[Stored data]
* * * * *
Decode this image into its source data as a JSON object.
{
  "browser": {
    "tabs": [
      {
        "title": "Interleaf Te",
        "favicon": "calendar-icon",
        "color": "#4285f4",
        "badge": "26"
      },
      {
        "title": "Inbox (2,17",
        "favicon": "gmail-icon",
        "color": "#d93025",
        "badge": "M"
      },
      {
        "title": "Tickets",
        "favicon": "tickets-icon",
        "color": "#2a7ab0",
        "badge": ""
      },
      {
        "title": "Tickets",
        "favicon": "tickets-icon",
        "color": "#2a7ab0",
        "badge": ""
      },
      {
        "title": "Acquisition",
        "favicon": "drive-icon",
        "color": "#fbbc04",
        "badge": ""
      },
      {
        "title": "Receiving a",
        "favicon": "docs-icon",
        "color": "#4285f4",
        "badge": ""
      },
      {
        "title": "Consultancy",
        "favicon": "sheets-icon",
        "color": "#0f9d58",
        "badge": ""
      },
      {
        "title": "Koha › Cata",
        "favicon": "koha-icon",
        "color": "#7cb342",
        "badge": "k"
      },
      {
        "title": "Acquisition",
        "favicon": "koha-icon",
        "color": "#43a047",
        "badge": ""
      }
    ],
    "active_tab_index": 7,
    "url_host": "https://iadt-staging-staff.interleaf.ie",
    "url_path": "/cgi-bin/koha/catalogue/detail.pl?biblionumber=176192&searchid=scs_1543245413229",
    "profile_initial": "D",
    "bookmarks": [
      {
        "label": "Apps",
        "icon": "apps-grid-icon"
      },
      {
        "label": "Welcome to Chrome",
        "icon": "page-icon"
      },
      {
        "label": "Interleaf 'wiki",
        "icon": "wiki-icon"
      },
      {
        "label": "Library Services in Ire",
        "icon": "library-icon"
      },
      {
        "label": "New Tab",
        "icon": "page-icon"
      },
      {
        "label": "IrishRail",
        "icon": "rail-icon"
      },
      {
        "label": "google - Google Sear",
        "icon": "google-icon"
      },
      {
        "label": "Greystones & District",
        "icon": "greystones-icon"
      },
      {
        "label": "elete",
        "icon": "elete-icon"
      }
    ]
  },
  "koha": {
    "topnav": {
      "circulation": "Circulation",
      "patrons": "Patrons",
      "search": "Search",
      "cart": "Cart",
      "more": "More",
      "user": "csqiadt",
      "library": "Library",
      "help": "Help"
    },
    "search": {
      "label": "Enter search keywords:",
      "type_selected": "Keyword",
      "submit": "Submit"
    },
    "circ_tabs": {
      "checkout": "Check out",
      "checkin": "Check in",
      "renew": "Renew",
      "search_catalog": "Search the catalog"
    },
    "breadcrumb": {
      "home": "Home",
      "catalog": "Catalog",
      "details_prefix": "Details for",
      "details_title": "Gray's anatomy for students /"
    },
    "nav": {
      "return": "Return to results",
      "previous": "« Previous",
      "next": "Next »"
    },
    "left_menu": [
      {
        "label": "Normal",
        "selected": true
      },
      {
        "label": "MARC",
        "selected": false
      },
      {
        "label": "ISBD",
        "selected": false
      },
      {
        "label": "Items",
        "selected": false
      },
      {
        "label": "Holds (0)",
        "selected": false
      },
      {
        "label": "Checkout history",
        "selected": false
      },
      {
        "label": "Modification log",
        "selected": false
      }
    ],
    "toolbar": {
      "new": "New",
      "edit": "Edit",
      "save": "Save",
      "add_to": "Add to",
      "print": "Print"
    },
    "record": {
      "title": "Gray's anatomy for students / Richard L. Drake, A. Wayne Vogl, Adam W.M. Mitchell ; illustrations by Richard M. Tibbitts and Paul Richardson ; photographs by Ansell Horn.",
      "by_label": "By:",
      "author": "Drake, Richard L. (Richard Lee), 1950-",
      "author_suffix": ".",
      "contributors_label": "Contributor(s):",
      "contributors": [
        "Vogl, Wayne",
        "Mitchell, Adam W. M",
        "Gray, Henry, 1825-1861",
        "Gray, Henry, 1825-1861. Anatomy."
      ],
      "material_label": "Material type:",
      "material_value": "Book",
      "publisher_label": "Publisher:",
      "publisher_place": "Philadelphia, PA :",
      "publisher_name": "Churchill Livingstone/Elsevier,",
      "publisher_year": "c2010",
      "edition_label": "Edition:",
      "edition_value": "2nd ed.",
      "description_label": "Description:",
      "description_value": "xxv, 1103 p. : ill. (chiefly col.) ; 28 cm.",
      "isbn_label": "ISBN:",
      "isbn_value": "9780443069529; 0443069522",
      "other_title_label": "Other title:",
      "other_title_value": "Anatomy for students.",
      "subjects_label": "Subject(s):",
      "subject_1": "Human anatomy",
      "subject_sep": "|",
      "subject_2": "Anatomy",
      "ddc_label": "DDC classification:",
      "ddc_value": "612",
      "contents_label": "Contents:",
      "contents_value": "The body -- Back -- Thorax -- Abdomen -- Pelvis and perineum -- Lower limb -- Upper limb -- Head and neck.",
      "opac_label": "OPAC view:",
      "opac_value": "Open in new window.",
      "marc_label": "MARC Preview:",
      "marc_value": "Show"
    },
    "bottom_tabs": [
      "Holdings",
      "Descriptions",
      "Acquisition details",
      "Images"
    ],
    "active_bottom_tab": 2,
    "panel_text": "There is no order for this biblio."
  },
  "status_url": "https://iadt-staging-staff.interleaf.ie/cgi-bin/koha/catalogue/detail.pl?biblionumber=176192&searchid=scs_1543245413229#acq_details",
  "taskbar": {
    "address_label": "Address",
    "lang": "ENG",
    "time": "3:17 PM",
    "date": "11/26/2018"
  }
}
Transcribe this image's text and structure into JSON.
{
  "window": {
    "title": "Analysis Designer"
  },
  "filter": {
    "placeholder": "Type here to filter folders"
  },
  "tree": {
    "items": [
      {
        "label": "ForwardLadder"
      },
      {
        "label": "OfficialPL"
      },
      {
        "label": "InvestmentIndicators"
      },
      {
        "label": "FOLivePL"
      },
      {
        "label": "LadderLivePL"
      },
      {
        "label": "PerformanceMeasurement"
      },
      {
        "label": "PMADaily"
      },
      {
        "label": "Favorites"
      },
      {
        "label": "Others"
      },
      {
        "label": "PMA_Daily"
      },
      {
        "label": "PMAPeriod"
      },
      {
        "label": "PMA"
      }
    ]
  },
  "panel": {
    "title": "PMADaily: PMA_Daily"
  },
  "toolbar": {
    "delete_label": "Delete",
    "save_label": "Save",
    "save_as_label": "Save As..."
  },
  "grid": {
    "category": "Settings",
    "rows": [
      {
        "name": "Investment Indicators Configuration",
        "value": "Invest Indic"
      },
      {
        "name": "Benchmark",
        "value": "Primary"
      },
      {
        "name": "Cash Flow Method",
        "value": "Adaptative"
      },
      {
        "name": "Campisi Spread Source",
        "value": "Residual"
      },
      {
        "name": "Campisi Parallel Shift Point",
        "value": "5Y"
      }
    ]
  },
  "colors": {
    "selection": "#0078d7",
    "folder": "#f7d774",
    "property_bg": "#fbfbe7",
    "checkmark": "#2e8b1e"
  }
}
* * * * *
## What you will do
Retype each record exactly, leaving nothing out.

## Correct output
Decode this image into its source data as a JSON object.
{
  "browser": {
    "tabs": [
      {
        "title": "Interleaf Te",
        "favicon": "calendar-icon",
        "color": "#4285f4",
        "badge": "26"
      },
      {
        "title": "Inbox (2,17",
        "favicon": "gmail-icon",
        "color": "#d93025",
        "badge": "M"
      },
      {
        "title": "Tickets",
        "favicon": "tickets-icon",
        "color": "#2a7ab0",
        "badge": ""
      },
      {
        "title": "Tickets",
        "favicon": "tickets-icon",
        "color": "#2a7ab0",
        "badge": ""
      },
      {
        "title": "Acquisition",
        "favicon": "drive-icon",
        "color": "#fbbc04",
        "badge": ""
      },
      {
        "title": "Receiving a",
        "favicon": "docs-icon",
        "color": "#4285f4",
        "badge": ""
      },
      {
        "title": "Consultancy",
        "favicon": "sheets-icon",
        "color": "#0f9d58",
        "badge": ""
      },
      {
        "title": "Koha › Cata",
        "favicon": "koha-icon",
        "color": "#7cb342",
        "badge": "k"
      },
      {
        "title": "Acquisition",
        "favicon": "koha-icon",
        "color": "#43a047",
        "badge": ""
      }
    ],
    "active_tab_index": 7,
    "url_host": "https://iadt-staging-staff.interleaf.ie",
    "url_path": "/cgi-bin/koha/catalogue/detail.pl?biblionumber=176192&searchid=scs_1543245413229",
    "profile_initial": "D",
    "bookmarks": [
      {
        "label": "Apps",
        "icon": "apps-grid-icon"
      },
      {
        "label": "Welcome to Chrome",
        "icon": "page-icon"
      },
      {
        "label": "Interleaf 'wiki",
        "icon": "wiki-icon"
      },
      {
        "label": "Library Services in Ire",
        "icon": "library-icon"
      },
      {
        "label": "New Tab",
        "icon": "page-icon"
      },
      {
        "label": "IrishRail",
        "icon": "rail-icon"
      },
      {
        "label": "google - Google Sear",
        "icon": "google-icon"
      },
      {
        "label": "Greystones & District",
        "icon": "greystones-icon"
      },
      {
        "label": "elete",
        "icon": "elete-icon"
      }
    ]
  },
  "koha": {
    "topnav": {
      "circulation": "Circulation",
      "patrons": "Patrons",
      "search": "Search",
      "cart": "Cart",
      "more": "More",
      "user": "csqiadt",
      "library": "Library",
      "help": "Help"
    },
    "search": {
      "label": "Enter search keywords:",
      "type_selected": "Keyword",
      "submit": "Submit"
    },
    "circ_tabs": {
      "checkout": "Check out",
      "checkin": "Check in",
      "renew": "Renew",
      "search_catalog": "Search the catalog"
    },
    "breadcrumb": {
      "home": "Home",
      "catalog": "Catalog",
      "details_prefix": "Details for",
      "details_title": "Gray's anatomy for students /"
    },
    "nav": {
      "return": "Return to results",
      "previous": "« Previous",
      "next": "Next »"
    },
    "left_menu": [
      {
        "label": "Normal",
        "selected": true
      },
      {
        "label": "MARC",
        "selected": false
      },
      {
        "label": "ISBD",
        "selected": false
      },
      {
        "label": "Items",
        "selected": false
      },
      {
        "label": "Holds (0)",
        "selected": false
      },
      {
        "label": "Checkout history",
        "selected": false
      },
      {
        "label": "Modification log",
        "selected": false
      }
    ],
    "toolbar": {
      "new": "New",
      "edit": "Edit",
      "save": "Save",
      "add_to": "Add to",
      "print": "Print"
    },
    "record": {
      "title": "Gray's anatomy for students / Richard L. Drake, A. Wayne Vogl, Adam W.M. Mitchell ; illustrations by Richard M. Tibbitts and Paul Richardson ; photographs by Ansell Horn.",
      "by_label": "By:",
      "author": "Drake, Richard L. (Richard Lee), 1950-",
      "author_suffix": ".",
      "contributors_label": "Contributor(s):",
      "contributors": [
        "Vogl, Wayne",
        "Mitchell, Adam W. M",
        "Gray, Henry, 1825-1861",
        "Gray, Henry, 1825-1861. Anatomy."
      ],
      "material_label": "Material type:",
      "material_value": "Book",
      "publisher_label": "Publisher:",
      "publisher_place": "Philadelphia, PA :",
      "publisher_name": "Churchill Livingstone/Elsevier,",
      "publisher_year": "c2010",
      "edition_label": "Edition:",
      "edition_value": "2nd ed.",
      "description_label": "Description:",
      "description_value": "xxv, 1103 p. : ill. (chiefly col.) ; 28 cm.",
      "isbn_label": "ISBN:",
      "isbn_value": "9780443069529; 0443069522",
      "other_title_label": "Other title:",
      "other_title_value": "Anatomy for students.",
      "subjects_label": "Subject(s):",
      "subject_1": "Human anatomy",
      "subject_sep": "|",
      "subject_2": "Anatomy",
      "ddc_label": "DDC classification:",
      "ddc_value": "612",
      "contents_label": "Contents:",
      "contents_value": "The body -- Back -- Thorax -- Abdomen -- Pelvis and perineum -- Lower limb -- Upper limb -- Head and neck.",
      "opac_label": "OPAC view:",
      "opac_value": "Open in new window.",
      "marc_label": "MARC Preview:",
      "marc_value": "Show"
    },
    "bottom_tabs": [
      "Holdings",
      "Descriptions",
      "Acquisition details",
      "Images"
    ],
    "active_bottom_tab": 2,
    "panel_text": "There is no order for this biblio."
  },
  "status_url": "https://iadt-staging-staff.interleaf.ie/cgi-bin/koha/catalogue/detail.pl?biblionumber=176192&searchid=scs_1543245413229#acq_details",
  "taskbar": {
    "address_label": "Address",
    "lang": "ENG",
    "time": "3:17 PM",
    "date": "11/26/2018"
  }
}
Transcribe this image's text and structure into JSON.
{
  "window": {
    "title": "Analysis Designer"
  },
  "filter": {
    "placeholder": "Type here to filter folders"
  },
  "tree": {
    "items": [
      {
        "label": "ForwardLadder"
      },
      {
        "label": "OfficialPL"
      },
      {
        "label": "InvestmentIndicators"
      },
      {
        "label": "FOLivePL"
      },
      {
        "label": "LadderLivePL"
      },
      {
        "label": "PerformanceMeasurement"
      },
      {
        "label": "PMADaily"
      },
      {
        "label": "Favorites"
      },
      {
        "label": "Others"
      },
      {
        "label": "PMA_Daily"
      },
      {
        "label": "PMAPeriod"
      },
      {
        "label": "PMA"
      }
    ]
  },
  "panel": {
    "title": "PMADaily: PMA_Daily"
  },
  "toolbar": {
    "delete_label": "Delete",
    "save_label": "Save",
    "save_as_label": "Save As..."
  },
  "grid": {
    "category": "Settings",
    "rows": [
      {
        "name": "Investment Indicators Configuration",
        "value": "Invest Indic"
      },
      {
        "name": "Benchmark",
        "value": "Primary"
      },
      {
        "name": "Cash Flow Method",
        "value": "Adaptative"
      },
      {
        "name": "Campisi Spread Source",
        "value": "Residual"
      },
      {
        "name": "Campisi Parallel Shift Point",
        "value": "5Y"
      }
    ]
  },
  "colors": {
    "selection": "#0078d7",
    "folder": "#f7d774",
    "property_bg": "#fbfbe7",
    "checkmark": "#2e8b1e"
  }
}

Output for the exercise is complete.